Directions for this task - Each entry in the listing below should be restated word for word.

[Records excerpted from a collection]
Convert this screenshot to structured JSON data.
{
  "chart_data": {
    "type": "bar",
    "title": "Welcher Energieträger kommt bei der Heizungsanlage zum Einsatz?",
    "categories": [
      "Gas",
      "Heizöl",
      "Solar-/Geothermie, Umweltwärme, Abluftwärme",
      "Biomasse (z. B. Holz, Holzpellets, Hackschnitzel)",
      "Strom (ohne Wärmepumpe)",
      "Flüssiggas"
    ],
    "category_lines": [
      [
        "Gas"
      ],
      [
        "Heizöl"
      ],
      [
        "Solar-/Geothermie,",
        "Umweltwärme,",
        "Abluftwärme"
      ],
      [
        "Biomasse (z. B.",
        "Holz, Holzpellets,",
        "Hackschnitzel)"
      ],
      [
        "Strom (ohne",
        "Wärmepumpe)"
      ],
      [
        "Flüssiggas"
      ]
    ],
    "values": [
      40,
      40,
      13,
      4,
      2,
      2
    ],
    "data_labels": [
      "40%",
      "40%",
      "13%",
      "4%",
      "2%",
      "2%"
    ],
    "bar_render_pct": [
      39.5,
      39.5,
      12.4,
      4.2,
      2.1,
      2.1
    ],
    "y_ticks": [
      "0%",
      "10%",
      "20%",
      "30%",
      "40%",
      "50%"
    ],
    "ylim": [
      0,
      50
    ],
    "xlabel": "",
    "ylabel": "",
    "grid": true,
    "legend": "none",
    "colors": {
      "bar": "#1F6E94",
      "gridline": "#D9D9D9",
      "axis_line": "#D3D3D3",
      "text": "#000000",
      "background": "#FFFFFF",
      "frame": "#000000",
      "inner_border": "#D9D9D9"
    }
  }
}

Output -
Convert this screenshot to structured JSON data.
{
  "chart_data": {
    "type": "bar",
    "title": "Welcher Energieträger kommt bei der Heizungsanlage zum Einsatz?",
    "categories": [
      "Gas",
      "Heizöl",
      "Solar-/Geothermie, Umweltwärme, Abluftwärme",
      "Biomasse (z. B. Holz, Holzpellets, Hackschnitzel)",
      "Strom (ohne Wärmepumpe)",
      "Flüssiggas"
    ],
    "category_lines": [
      [
        "Gas"
      ],
      [
        "Heizöl"
      ],
      [
        "Solar-/Geothermie,",
        "Umweltwärme,",
        "Abluftwärme"
      ],
      [
        "Biomasse (z. B.",
        "Holz, Holzpellets,",
        "Hackschnitzel)"
      ],
      [
        "Strom (ohne",
        "Wärmepumpe)"
      ],
      [
        "Flüssiggas"
      ]
    ],
    "values": [
      40,
      40,
      13,
      4,
      2,
      2
    ],
    "data_labels": [
      "40%",
      "40%",
      "13%",
      "4%",
      "2%",
      "2%"
    ],
    "bar_render_pct": [
      39.5,
      39.5,
      12.4,
      4.2,
      2.1,
      2.1
    ],
    "y_ticks": [
      "0%",
      "10%",
      "20%",
      "30%",
      "40%",
      "50%"
    ],
    "ylim": [
      0,
      50
    ],
    "xlabel": "",
    "ylabel": "",
    "grid": true,
    "legend": "none",
    "colors": {
      "bar": "#1F6E94",
      "gridline": "#D9D9D9",
      "axis_line": "#D3D3D3",
      "text": "#000000",
      "background": "#FFFFFF",
      "frame": "#000000",
      "inner_border": "#D9D9D9"
    }
  }
}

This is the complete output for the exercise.